> Challenge
Copy every entry exactly.

--- begin ---

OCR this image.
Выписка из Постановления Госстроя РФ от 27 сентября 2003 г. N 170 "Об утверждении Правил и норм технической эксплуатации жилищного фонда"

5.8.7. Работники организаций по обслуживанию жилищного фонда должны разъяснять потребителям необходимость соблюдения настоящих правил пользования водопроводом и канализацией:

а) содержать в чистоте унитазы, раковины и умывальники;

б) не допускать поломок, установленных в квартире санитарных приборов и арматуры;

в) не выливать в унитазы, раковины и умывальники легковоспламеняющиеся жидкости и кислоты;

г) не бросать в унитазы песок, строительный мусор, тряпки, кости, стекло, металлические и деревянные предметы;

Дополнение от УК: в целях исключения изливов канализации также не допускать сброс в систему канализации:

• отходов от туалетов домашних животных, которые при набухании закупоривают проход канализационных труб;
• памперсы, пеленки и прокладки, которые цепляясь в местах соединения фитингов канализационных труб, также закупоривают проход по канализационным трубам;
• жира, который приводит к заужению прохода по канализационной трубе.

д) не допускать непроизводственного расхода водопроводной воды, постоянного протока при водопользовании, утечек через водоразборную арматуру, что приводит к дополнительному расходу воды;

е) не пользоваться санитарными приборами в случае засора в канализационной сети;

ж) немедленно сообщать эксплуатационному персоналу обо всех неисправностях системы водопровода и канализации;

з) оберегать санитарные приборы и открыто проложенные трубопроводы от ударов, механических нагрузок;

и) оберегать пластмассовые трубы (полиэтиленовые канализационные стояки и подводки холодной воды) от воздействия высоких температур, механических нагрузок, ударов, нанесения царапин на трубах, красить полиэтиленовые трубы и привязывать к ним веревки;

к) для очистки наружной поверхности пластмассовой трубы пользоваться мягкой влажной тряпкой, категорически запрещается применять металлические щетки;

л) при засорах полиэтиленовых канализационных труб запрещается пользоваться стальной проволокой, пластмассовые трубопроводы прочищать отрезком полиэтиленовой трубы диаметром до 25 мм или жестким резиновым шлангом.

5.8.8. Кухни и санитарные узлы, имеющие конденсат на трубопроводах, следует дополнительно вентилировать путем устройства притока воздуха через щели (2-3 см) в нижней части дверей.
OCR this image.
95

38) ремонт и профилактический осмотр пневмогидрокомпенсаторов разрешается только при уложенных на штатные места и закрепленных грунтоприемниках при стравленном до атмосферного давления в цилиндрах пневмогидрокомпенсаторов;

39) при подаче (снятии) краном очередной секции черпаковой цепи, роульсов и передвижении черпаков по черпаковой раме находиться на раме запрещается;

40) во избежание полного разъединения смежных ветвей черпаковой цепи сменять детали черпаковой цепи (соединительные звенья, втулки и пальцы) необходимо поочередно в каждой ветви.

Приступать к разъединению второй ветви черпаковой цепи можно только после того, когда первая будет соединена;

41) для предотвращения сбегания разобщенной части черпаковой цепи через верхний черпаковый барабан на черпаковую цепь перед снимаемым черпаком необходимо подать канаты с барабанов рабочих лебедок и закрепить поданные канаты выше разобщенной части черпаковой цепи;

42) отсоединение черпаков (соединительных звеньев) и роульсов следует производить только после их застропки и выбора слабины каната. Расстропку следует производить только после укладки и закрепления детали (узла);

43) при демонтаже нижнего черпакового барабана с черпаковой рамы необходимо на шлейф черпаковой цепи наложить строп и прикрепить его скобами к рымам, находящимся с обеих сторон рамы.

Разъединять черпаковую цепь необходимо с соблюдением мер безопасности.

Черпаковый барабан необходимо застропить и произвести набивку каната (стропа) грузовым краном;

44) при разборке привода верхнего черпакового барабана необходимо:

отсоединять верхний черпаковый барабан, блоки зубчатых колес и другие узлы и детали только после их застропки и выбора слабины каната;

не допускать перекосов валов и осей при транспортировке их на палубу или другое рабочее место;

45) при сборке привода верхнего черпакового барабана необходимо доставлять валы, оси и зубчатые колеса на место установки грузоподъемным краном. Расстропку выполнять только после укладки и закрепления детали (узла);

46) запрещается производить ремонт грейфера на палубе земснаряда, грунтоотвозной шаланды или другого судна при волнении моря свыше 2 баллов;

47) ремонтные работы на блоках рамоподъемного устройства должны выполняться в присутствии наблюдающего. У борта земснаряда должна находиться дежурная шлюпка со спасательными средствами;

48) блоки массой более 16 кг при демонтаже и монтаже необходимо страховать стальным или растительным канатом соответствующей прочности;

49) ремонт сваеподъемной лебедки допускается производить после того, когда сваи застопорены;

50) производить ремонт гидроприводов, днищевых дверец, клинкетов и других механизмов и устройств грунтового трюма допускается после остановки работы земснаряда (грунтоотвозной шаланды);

--- end ---

> Answer to this task
OCR this image.
Выписка из Постановления Госстроя РФ от 27 сентября 2003 г. N 170 "Об утверждении Правил и норм технической эксплуатации жилищного фонда"

5.8.7. Работники организаций по обслуживанию жилищного фонда должны разъяснять потребителям необходимость соблюдения настоящих правил пользования водопроводом и канализацией:

а) содержать в чистоте унитазы, раковины и умывальники;

б) не допускать поломок, установленных в квартире санитарных приборов и арматуры;

в) не выливать в унитазы, раковины и умывальники легковоспламеняющиеся жидкости и кислоты;

г) не бросать в унитазы песок, строительный мусор, тряпки, кости, стекло, металлические и деревянные предметы;

Дополнение от УК: в целях исключения изливов канализации также не допускать сброс в систему канализации:

• отходов от туалетов домашних животных, которые при набухании закупоривают проход канализационных труб;
• памперсы, пеленки и прокладки, которые цепляясь в местах соединения фитингов канализационных труб, также закупоривают проход по канализационным трубам;
• жира, который приводит к заужению прохода по канализационной трубе.

д) не допускать непроизводственного расхода водопроводной воды, постоянного протока при водопользовании, утечек через водоразборную арматуру, что приводит к дополнительному расходу воды;

е) не пользоваться санитарными приборами в случае засора в канализационной сети;

ж) немедленно сообщать эксплуатационному персоналу обо всех неисправностях системы водопровода и канализации;

з) оберегать санитарные приборы и открыто проложенные трубопроводы от ударов, механических нагрузок;

и) оберегать пластмассовые трубы (полиэтиленовые канализационные стояки и подводки холодной воды) от воздействия высоких температур, механических нагрузок, ударов, нанесения царапин на трубах, красить полиэтиленовые трубы и привязывать к ним веревки;

к) для очистки наружной поверхности пластмассовой трубы пользоваться мягкой влажной тряпкой, категорически запрещается применять металлические щетки;

л) при засорах полиэтиленовых канализационных труб запрещается пользоваться стальной проволокой, пластмассовые трубопроводы прочищать отрезком полиэтиленовой трубы диаметром до 25 мм или жестким резиновым шлангом.

5.8.8. Кухни и санитарные узлы, имеющие конденсат на трубопроводах, следует дополнительно вентилировать путем устройства притока воздуха через щели (2-3 см) в нижней части дверей.
OCR this image.
95

38) ремонт и профилактический осмотр пневмогидрокомпенсаторов разрешается только при уложенных на штатные места и закрепленных грунтоприемниках при стравленном до атмосферного давления в цилиндрах пневмогидрокомпенсаторов;

39) при подаче (снятии) краном очередной секции черпаковой цепи, роульсов и передвижении черпаков по черпаковой раме находиться на раме запрещается;

40) во избежание полного разъединения смежных ветвей черпаковой цепи сменять детали черпаковой цепи (соединительные звенья, втулки и пальцы) необходимо поочередно в каждой ветви.

Приступать к разъединению второй ветви черпаковой цепи можно только после того, когда первая будет соединена;

41) для предотвращения сбегания разобщенной части черпаковой цепи через верхний черпаковый барабан на черпаковую цепь перед снимаемым черпаком необходимо подать канаты с барабанов рабочих лебедок и закрепить поданные канаты выше разобщенной части черпаковой цепи;

42) отсоединение черпаков (соединительных звеньев) и роульсов следует производить только после их застропки и выбора слабины каната. Расстропку следует производить только после укладки и закрепления детали (узла);

43) при демонтаже нижнего черпакового барабана с черпаковой рамы необходимо на шлейф черпаковой цепи наложить строп и прикрепить его скобами к рымам, находящимся с обеих сторон рамы.

Разъединять черпаковую цепь необходимо с соблюдением мер безопасности.

Черпаковый барабан необходимо застропить и произвести набивку каната (стропа) грузовым краном;

44) при разборке привода верхнего черпакового барабана необходимо:

отсоединять верхний черпаковый барабан, блоки зубчатых колес и другие узлы и детали только после их застропки и выбора слабины каната;

не допускать перекосов валов и осей при транспортировке их на палубу или другое рабочее место;

45) при сборке привода верхнего черпакового барабана необходимо доставлять валы, оси и зубчатые колеса на место установки грузоподъемным краном. Расстропку выполнять только после укладки и закрепления детали (узла);

46) запрещается производить ремонт грейфера на палубе земснаряда, грунтоотвозной шаланды или другого судна при волнении моря свыше 2 баллов;

47) ремонтные работы на блоках рамоподъемного устройства должны выполняться в присутствии наблюдающего. У борта земснаряда должна находиться дежурная шлюпка со спасательными средствами;

48) блоки массой более 16 кг при демонтаже и монтаже необходимо страховать стальным или растительным канатом соответствующей прочности;

49) ремонт сваеподъемной лебедки допускается производить после того, когда сваи застопорены;

50) производить ремонт гидроприводов, днищевых дверец, клинкетов и других механизмов и устройств грунтового трюма допускается после остановки работы земснаряда (грунтоотвозной шаланды);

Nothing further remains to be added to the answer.